> [KUTIPAN TERPILIH]
Belajar dari Pelayanan Paulus di Atena Bagian 2 (Kisah Para Rasul 17:22-25)

Posted on 14/08/2022 | In Teaching | Ditulis oleh Pdt. Yakub Tri Handoko | Leave a comment

https://i0.wp.com/rec.or.id/wp-content/uploads/2022/08/Belajar-dari-Pelayanan-Paulus-di-Atena-Bagian-2-Kisah-Para-Rasul-17-22-25.jpg Belajar dari Pelayanan Paulus di Atena Bagian 2 (Kisah Para Rasul 17:22-25)

Salah satu tantangan terberat dalam pemberitaan Injil adalah menghargai orang lain. Kita tergoda untuk merasa diri lebih tahu kebenaran dan lebih baik daripada orang lain. Kita tergoda untuk melihat orang lain dari sudut pandang kita. Akibatnya, pendekatan kita terkesan asing, bahkan mungkin ofensif, di mata pendengar.

Entah berapa banyak orang non-Kristen yang tersandung dengan cara-cara penginjilan yang tidak bijaksana. Sangat ironis kalau kabar baik diberitakan dengan cara yang tidak baik. Sangat memprihatinkan apalagi kasih karunia keselamatan diberitakan dengan cara-cara yang mencerminkan kesombongan dan penghakiman. Berita Injil sudah ofensif bagi orang berdosa, karena itu pemberitanya tidak perlu menambah “serangan lagi” dengan pendekatan yang ofensif.

> [CUPLIKAN DATA]
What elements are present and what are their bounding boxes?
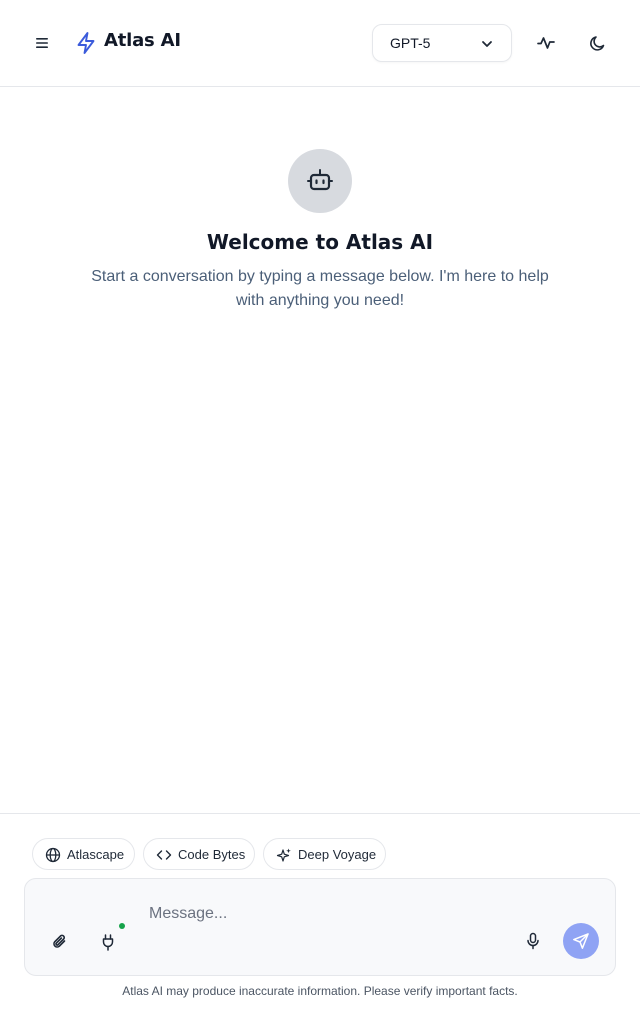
model-select[interactable]: GPT-5 (372, 24, 512, 62)
message-composer: Message... (24, 878, 616, 976)
welcome-subtitle: Start a conversation by typing a message… (91, 268, 549, 309)
menu-button[interactable] (30, 31, 54, 55)
code-icon (156, 850, 172, 860)
model-select-value: GPT-5 (390, 35, 431, 51)
chevron-down-icon (482, 41, 492, 47)
connection-status-dot (119, 923, 125, 929)
activity-icon (537, 37, 555, 49)
message-input[interactable]: Message... (149, 905, 509, 923)
theme-toggle-button[interactable] (586, 31, 610, 55)
brand-name: Atlas AI (104, 30, 181, 51)
plugin-button[interactable] (99, 932, 117, 952)
chip-label: Code Bytes (178, 847, 246, 862)
chip-code-bytes[interactable]: Code Bytes (143, 838, 255, 870)
attach-button[interactable] (50, 932, 70, 952)
chip-label: Atlascape (67, 847, 125, 862)
globe-icon (45, 847, 61, 863)
chip-atlascape[interactable]: Atlascape (32, 838, 135, 870)
sparkles-icon (276, 848, 291, 862)
microphone-icon (527, 932, 539, 950)
moon-icon (590, 36, 605, 51)
activity-button[interactable] (534, 31, 558, 55)
bot-avatar (288, 149, 352, 213)
lightning-icon (75, 31, 97, 55)
chip-label: Deep Voyage (298, 847, 377, 862)
composer-area: Atlascape Code Bytes Deep Voyage Message… (0, 813, 640, 1024)
chip-deep-voyage[interactable]: Deep Voyage (263, 838, 386, 870)
welcome-title: Welcome to Atlas AI (206, 230, 434, 254)
app-header: Atlas AI GPT-5 (0, 0, 640, 87)
microphone-button[interactable] (523, 931, 543, 951)
send-button[interactable] (563, 923, 599, 959)
paperclip-icon (53, 934, 66, 948)
send-icon (573, 933, 589, 949)
disclaimer-text: Atlas AI may produce inaccurate informat… (122, 984, 518, 998)
bot-icon (307, 169, 333, 191)
menu-icon (36, 38, 48, 48)
plug-icon (102, 934, 114, 951)
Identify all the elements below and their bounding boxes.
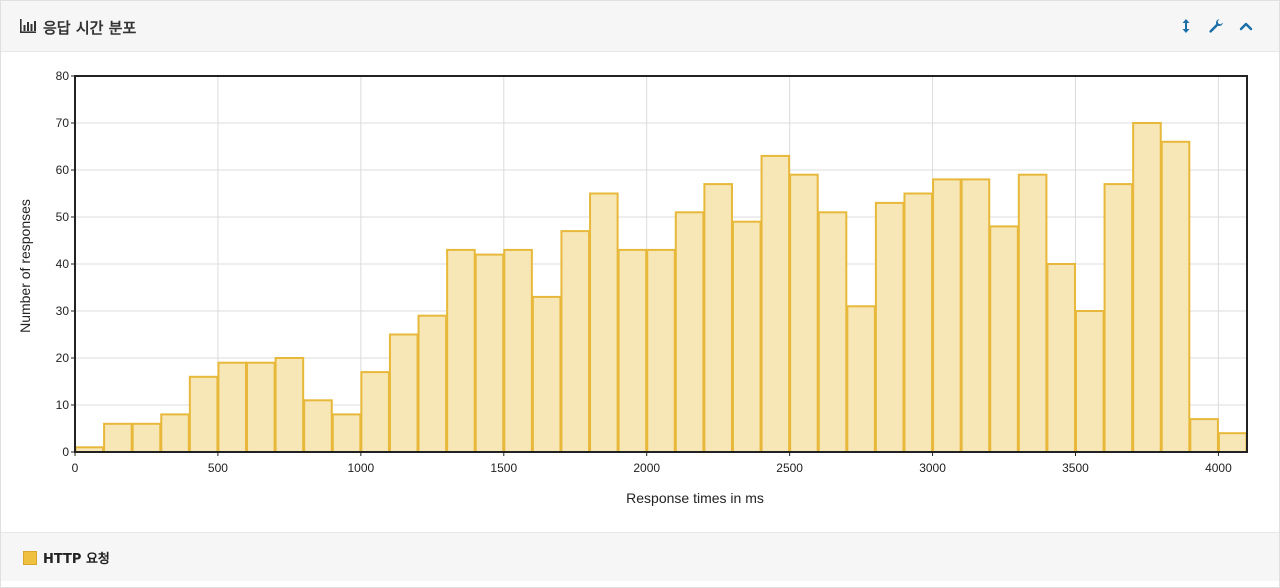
histogram-bar [617, 248, 648, 453]
histogram-bar [646, 248, 676, 453]
histogram-bar [474, 253, 505, 453]
x-tick-label: 0 [72, 461, 79, 475]
histogram-bar [760, 154, 791, 454]
y-tick-label: 10 [56, 398, 70, 412]
histogram-bar [1217, 432, 1248, 454]
x-tick-label: 500 [208, 461, 228, 475]
histogram-bar [303, 399, 333, 453]
histogram-bar [960, 178, 991, 454]
histogram-bar [274, 357, 305, 453]
histogram-bar [846, 305, 876, 453]
panel-title: 응답 시간 분포 [43, 19, 137, 37]
resize-vertical-icon[interactable] [1177, 17, 1195, 35]
x-tick-label: 3000 [919, 461, 946, 475]
legend-item-http-requests[interactable]: HTTP 요청 [23, 548, 110, 567]
histogram-bar [560, 230, 591, 453]
y-tick-label: 30 [56, 304, 70, 318]
x-tick-label: 3500 [1062, 461, 1089, 475]
x-tick-label: 2500 [776, 461, 803, 475]
y-tick-label: 20 [56, 351, 70, 365]
panel-header: 응답 시간 분포 [1, 1, 1279, 52]
histogram-bar [1189, 418, 1219, 454]
histogram-bar [817, 211, 848, 453]
histogram-bar [188, 375, 219, 453]
histogram-bar [217, 361, 248, 454]
panel-tools [1177, 17, 1255, 35]
legend-swatch [23, 550, 37, 565]
y-axis-label: Number of responses [17, 199, 33, 333]
collapse-icon[interactable] [1237, 17, 1255, 35]
histogram-bar [131, 422, 162, 453]
histogram-bar [446, 248, 476, 453]
y-tick-label: 50 [56, 210, 70, 224]
histogram-bar [1103, 183, 1134, 453]
histogram-bar [789, 173, 819, 453]
histogram-bar [503, 248, 533, 453]
y-tick-label: 70 [56, 116, 70, 130]
histogram-bar [589, 192, 619, 453]
histogram-bar [731, 220, 762, 453]
histogram-chart: 0 10 20 30 40 50 60 70 80 0 500 1000 1500 2000 2500 300… [17, 69, 1248, 506]
histogram-bar [1132, 122, 1162, 453]
histogram-bar [531, 295, 562, 453]
histogram-bar [1017, 173, 1048, 453]
y-tick-label: 80 [56, 69, 70, 83]
histogram-bar [331, 413, 362, 453]
x-tick-label: 1500 [490, 461, 517, 475]
histogram-bar [160, 413, 190, 453]
x-tick-label: 2000 [633, 461, 660, 475]
histogram-bar [246, 361, 276, 454]
response-time-distribution-panel: 응답 시간 분포 0 10 20 30 40 50 60 70 80 0 500 1000 1500 20… [0, 0, 1280, 588]
histogram-bar [103, 422, 133, 453]
histogram-bar [932, 178, 962, 454]
histogram-bar [703, 183, 733, 453]
histogram-bar [1160, 140, 1191, 454]
x-tick-label: 1000 [348, 461, 375, 475]
panel-title-wrap: 응답 시간 분포 [19, 17, 136, 38]
y-tick-label: 0 [62, 445, 69, 459]
histogram-bar [360, 371, 390, 454]
histogram-bar [1074, 310, 1105, 453]
histogram-bar [874, 201, 905, 453]
bar-chart-icon [19, 18, 37, 38]
y-tick-label: 60 [56, 163, 70, 177]
histogram-bar [1046, 263, 1076, 453]
histogram-bar [388, 333, 419, 453]
histogram-bar [674, 211, 705, 453]
chart-area: 0 10 20 30 40 50 60 70 80 0 500 1000 1500 2000 2500 300… [1, 52, 1279, 532]
histogram-bar [417, 314, 448, 454]
x-axis-label: Response times in ms [626, 490, 764, 506]
wrench-icon[interactable] [1207, 17, 1225, 35]
histogram-bar [903, 192, 934, 453]
histogram-bar [989, 225, 1019, 453]
x-tick-label: 4000 [1205, 461, 1232, 475]
legend-bar: HTTP 요청 [1, 532, 1279, 581]
y-tick-label: 40 [56, 257, 70, 271]
legend-label: HTTP 요청 [43, 552, 110, 567]
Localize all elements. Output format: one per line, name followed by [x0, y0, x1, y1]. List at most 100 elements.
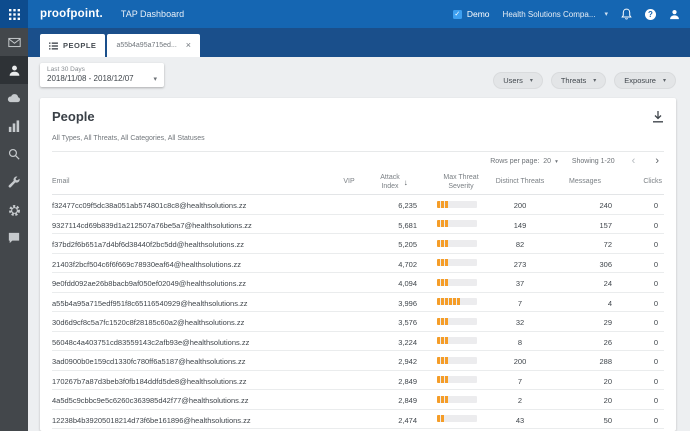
waffle-icon [8, 8, 20, 20]
user-menu-button[interactable] [669, 9, 680, 20]
date-range-label: Last 30 Days [47, 66, 85, 73]
users-filter-button[interactable]: Users ▾ [493, 72, 543, 89]
app-grid-button[interactable] [0, 0, 28, 28]
cell-attack-index: 3,576 [398, 318, 417, 328]
threats-filter-button[interactable]: Threats ▾ [550, 72, 607, 89]
demo-checkbox-icon[interactable]: ✓ [452, 9, 462, 19]
cell-email: 4a5d5c9cbbc9e5c6260c363985d42f77@healths… [52, 396, 249, 406]
wrench-icon [8, 176, 20, 188]
left-sidebar [0, 28, 28, 431]
cell-distinct-threats: 149 [513, 220, 527, 230]
cell-email: 30d6d9cf8c5a7fc1520c8f28185c60a2@healths… [52, 318, 245, 328]
notifications-button[interactable] [621, 8, 632, 20]
page-title: People [52, 109, 95, 124]
cell-distinct-threats: 200 [513, 201, 527, 211]
chat-icon [8, 232, 20, 244]
severity-bar [437, 259, 477, 267]
rows-per-page-select[interactable]: Rows per page: 20 ▾ [490, 158, 558, 165]
demo-label: Demo [466, 9, 490, 19]
cell-max-threat-severity [430, 415, 492, 423]
tab-detail-label: a55b4a95a715ed... [116, 42, 177, 49]
table-row[interactable]: 56048c4a403751cd83559143c2afb93e@healths… [52, 332, 664, 351]
gear-icon [8, 204, 21, 217]
cell-messages: 72 [603, 240, 612, 250]
table-header-row: Email VIP Attack Index ↓ Max Threat Severi… [52, 171, 664, 195]
table-row[interactable]: 3ad0900b0e159cd1330fc780ff6a5187@healths… [52, 351, 664, 371]
download-button[interactable] [652, 110, 664, 123]
cell-clicks: 0 [653, 396, 658, 406]
cell-max-threat-severity [430, 395, 492, 403]
cell-messages: 26 [603, 337, 612, 347]
demo-toggle[interactable]: ✓ Demo [452, 9, 490, 19]
sidebar-item-tools[interactable] [0, 168, 28, 196]
tab-people[interactable]: PEOPLE [40, 34, 106, 57]
cell-distinct-threats: 43 [515, 415, 525, 425]
cell-clicks: 0 [653, 201, 658, 211]
table-row[interactable]: 170267b7a87d3beb3f0fb184ddfd5de8@healths… [52, 371, 664, 390]
column-header-clicks[interactable]: Clicks [636, 178, 664, 187]
severity-bar [437, 220, 477, 228]
threats-filter-label: Threats [560, 76, 587, 85]
sidebar-item-reports[interactable] [0, 112, 28, 140]
rows-per-page-value: 20 [543, 158, 552, 165]
cell-attack-index: 3,996 [398, 298, 417, 308]
column-header-messages[interactable]: Messages [548, 178, 636, 187]
cell-attack-index: 2,474 [398, 415, 417, 425]
cell-max-threat-severity [430, 317, 492, 325]
cell-distinct-threats: 8 [517, 337, 523, 347]
table-row[interactable]: 12238b4b39205018214d73f6be161896@healths… [52, 410, 664, 429]
exposure-filter-button[interactable]: Exposure ▾ [614, 72, 676, 89]
cell-messages: 20 [603, 376, 612, 386]
account-caret-icon[interactable]: ▾ [604, 10, 608, 18]
table-row[interactable]: 9e0fdd092ae26b8bacb9af050ef02049@healths… [52, 273, 664, 293]
next-page-button[interactable]: › [652, 156, 662, 167]
cell-distinct-threats: 273 [513, 259, 527, 269]
severity-bar [437, 298, 477, 306]
table-row[interactable]: a55b4a95a715edf951f8c65116540929@healths… [52, 293, 664, 312]
search-icon [8, 148, 20, 160]
severity-bar [437, 239, 477, 247]
cell-messages: 288 [599, 357, 612, 367]
top-bar: proofpoint. TAP Dashboard ✓ Demo Health … [0, 0, 690, 28]
column-header-max-threat-severity[interactable]: Max Threat Severity [430, 174, 492, 192]
table-row[interactable]: 21403f2bcf504c6f6f669c78930eaf64@healths… [52, 254, 664, 273]
sort-descending-icon: ↓ [403, 177, 408, 187]
table-row[interactable]: f37bd2f6b651a7d4bf6d38440f2bc5dd@healths… [52, 234, 664, 254]
sidebar-item-settings[interactable] [0, 196, 28, 224]
tab-person-detail[interactable]: a55b4a95a715ed... × [107, 34, 201, 57]
column-header-vip[interactable]: VIP [340, 178, 358, 187]
close-icon[interactable]: × [186, 41, 191, 50]
column-header-distinct-threats[interactable]: Distinct Threats [492, 178, 548, 187]
table-row[interactable]: 4a5d5c9cbbc9e5c6260c363985d42f77@healths… [52, 390, 664, 410]
table-row[interactable]: f32477cc09f5dc38a051ab574801c8c8@healths… [52, 195, 664, 215]
severity-bar [437, 317, 477, 325]
exposure-caret-icon: ▾ [662, 78, 666, 84]
filters-row: Last 30 Days 2018/11/08 - 2018/12/07 ▾ U… [40, 63, 676, 89]
column-header-attack-index[interactable]: Attack Index ↓ [358, 174, 430, 192]
table-row[interactable]: 9327114cd69b839d1a212507a76be5a7@healths… [52, 215, 664, 234]
list-icon [49, 41, 58, 50]
table-row[interactable]: 30d6d9cf8c5a7fc1520c8f28185c60a2@healths… [52, 312, 664, 332]
cell-email: a55b4a95a715edf951f8c65116540929@healths… [52, 298, 248, 308]
users-filter-label: Users [503, 76, 523, 85]
sidebar-item-cloud[interactable] [0, 84, 28, 112]
sidebar-item-people[interactable] [0, 56, 28, 84]
account-name[interactable]: Health Solutions Compa... [503, 10, 596, 19]
column-header-email[interactable]: Email [52, 178, 340, 187]
rows-per-page-label: Rows per page: [490, 158, 540, 165]
cell-distinct-threats: 7 [517, 298, 523, 308]
sidebar-item-feedback[interactable] [0, 224, 28, 252]
cell-messages: 157 [599, 220, 612, 230]
prev-page-button[interactable]: ‹ [629, 156, 639, 167]
cell-messages: 20 [603, 396, 612, 406]
severity-bar [437, 200, 477, 208]
sidebar-item-search[interactable] [0, 140, 28, 168]
cell-max-threat-severity [430, 356, 492, 364]
sidebar-item-mail[interactable] [0, 28, 28, 56]
date-range-picker[interactable]: Last 30 Days 2018/11/08 - 2018/12/07 ▾ [40, 63, 164, 87]
people-icon [8, 64, 21, 77]
cell-clicks: 0 [653, 337, 658, 347]
severity-bar [437, 278, 477, 286]
help-button[interactable]: ? [645, 8, 656, 20]
cell-clicks: 0 [653, 279, 658, 289]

> [TUJUAN TUGAS] Kembalikan seluruh kutipan tentang pelayanan Paulus di Atena tanpa mengubah apa pun. Materi tersebut tidak ada hubungannya dengan kutipan.

> [HASIL TUGAS]
Belajar dari Pelayanan Paulus di Atena Bagian 2 (Kisah Para Rasul 17:22-25)

Posted on 14/08/2022 | In Teaching | Ditulis oleh Pdt. Yakub Tri Handoko | Leave a comment

https://i0.wp.com/rec.or.id/wp-content/uploads/2022/08/Belajar-dari-Pelayanan-Paulus-di-Atena-Bagian-2-Kisah-Para-Rasul-17-22-25.jpg Belajar dari Pelayanan Paulus di Atena Bagian 2 (Kisah Para Rasul 17:22-25)

Salah satu tantangan terberat dalam pemberitaan Injil adalah menghargai orang lain. Kita tergoda untuk merasa diri lebih tahu kebenaran dan lebih baik daripada orang lain. Kita tergoda untuk melihat orang lain dari sudut pandang kita. Akibatnya, pendekatan kita terkesan asing, bahkan mungkin ofensif, di mata pendengar.

Entah berapa banyak orang non-Kristen yang tersandung dengan cara-cara penginjilan yang tidak bijaksana. Sangat ironis kalau kabar baik diberitakan dengan cara yang tidak baik. Sangat memprihatinkan apalagi kasih karunia keselamatan diberitakan dengan cara-cara yang mencerminkan kesombongan dan penghakiman. Berita Injil sudah ofensif bagi orang berdosa, karena itu pemberitanya tidak perlu menambah “serangan lagi” dengan pendekatan yang ofensif.